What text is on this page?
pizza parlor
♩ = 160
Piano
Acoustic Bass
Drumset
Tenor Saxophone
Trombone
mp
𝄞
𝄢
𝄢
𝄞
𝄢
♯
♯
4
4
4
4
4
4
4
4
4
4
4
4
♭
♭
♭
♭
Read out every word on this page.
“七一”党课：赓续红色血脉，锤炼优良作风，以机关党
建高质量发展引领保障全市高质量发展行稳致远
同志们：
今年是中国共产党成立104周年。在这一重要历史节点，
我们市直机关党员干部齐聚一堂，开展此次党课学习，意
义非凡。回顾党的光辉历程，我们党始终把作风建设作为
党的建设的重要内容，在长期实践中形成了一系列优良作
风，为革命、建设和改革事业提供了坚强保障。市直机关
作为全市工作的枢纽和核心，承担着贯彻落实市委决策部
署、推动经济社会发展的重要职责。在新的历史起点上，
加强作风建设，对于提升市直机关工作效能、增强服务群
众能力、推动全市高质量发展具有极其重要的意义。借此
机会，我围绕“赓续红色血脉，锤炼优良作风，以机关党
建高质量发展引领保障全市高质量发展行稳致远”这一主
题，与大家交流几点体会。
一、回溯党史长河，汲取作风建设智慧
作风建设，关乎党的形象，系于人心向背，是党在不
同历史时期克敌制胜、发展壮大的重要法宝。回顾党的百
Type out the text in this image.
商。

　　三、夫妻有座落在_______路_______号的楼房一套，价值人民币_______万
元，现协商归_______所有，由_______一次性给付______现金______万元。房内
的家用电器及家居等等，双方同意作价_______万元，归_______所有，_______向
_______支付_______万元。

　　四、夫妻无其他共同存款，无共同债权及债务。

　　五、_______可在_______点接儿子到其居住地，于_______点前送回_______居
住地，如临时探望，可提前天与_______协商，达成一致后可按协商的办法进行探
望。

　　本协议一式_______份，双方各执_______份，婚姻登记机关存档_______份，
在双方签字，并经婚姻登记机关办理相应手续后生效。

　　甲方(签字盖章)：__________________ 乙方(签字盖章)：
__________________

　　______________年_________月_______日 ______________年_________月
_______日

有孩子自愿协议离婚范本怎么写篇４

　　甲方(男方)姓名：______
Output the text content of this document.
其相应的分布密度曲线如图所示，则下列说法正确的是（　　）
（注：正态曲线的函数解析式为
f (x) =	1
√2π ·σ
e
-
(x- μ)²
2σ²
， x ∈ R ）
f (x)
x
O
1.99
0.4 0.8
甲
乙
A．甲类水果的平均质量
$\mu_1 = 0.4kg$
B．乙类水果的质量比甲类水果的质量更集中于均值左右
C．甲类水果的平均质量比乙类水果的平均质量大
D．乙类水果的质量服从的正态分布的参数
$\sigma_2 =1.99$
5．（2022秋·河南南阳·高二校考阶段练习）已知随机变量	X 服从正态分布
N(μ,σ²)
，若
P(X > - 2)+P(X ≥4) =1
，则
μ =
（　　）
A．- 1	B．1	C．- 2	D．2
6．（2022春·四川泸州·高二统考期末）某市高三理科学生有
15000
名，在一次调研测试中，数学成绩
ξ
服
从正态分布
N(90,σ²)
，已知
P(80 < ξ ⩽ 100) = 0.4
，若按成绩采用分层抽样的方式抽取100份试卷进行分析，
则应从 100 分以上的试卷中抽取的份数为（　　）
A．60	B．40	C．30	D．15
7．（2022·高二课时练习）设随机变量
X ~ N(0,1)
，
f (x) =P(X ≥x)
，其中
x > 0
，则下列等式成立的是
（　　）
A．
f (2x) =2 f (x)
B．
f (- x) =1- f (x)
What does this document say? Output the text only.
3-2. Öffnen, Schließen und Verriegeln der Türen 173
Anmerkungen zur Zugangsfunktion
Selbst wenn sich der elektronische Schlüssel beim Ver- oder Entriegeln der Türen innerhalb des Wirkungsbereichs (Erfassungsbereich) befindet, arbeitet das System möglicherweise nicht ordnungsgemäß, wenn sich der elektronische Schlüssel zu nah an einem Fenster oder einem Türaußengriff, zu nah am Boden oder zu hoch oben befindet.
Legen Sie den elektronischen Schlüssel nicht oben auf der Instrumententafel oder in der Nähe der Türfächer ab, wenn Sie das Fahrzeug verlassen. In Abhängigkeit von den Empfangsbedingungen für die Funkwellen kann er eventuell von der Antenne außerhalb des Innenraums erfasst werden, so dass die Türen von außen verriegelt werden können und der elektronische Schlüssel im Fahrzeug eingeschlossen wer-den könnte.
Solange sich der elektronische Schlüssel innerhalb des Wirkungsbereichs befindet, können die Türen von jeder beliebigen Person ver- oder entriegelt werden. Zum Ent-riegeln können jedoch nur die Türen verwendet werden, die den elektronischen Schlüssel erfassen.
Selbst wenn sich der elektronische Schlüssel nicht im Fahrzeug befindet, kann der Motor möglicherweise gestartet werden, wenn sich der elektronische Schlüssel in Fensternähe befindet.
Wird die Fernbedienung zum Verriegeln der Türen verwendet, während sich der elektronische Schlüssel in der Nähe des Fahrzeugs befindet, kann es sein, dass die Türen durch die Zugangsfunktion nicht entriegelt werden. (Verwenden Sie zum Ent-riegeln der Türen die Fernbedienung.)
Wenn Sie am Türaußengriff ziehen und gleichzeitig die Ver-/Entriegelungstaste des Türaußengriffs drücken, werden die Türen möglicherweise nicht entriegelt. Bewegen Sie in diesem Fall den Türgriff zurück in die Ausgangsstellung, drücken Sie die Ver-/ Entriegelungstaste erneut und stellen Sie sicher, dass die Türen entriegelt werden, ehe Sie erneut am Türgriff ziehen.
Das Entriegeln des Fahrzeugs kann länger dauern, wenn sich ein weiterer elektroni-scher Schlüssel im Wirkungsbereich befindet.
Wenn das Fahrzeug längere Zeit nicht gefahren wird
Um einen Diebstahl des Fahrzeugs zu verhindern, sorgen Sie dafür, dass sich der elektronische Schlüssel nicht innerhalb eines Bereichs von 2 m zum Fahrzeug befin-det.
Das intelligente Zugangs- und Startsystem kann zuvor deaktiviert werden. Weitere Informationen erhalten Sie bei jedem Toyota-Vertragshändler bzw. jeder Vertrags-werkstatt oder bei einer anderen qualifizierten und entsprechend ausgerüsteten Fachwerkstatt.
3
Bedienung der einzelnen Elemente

> [The exercise]
Look through the material above and pick out each line holding the word "Output".

> [Answer below]
Output the text content of this document.
What does this document say? Output the text only.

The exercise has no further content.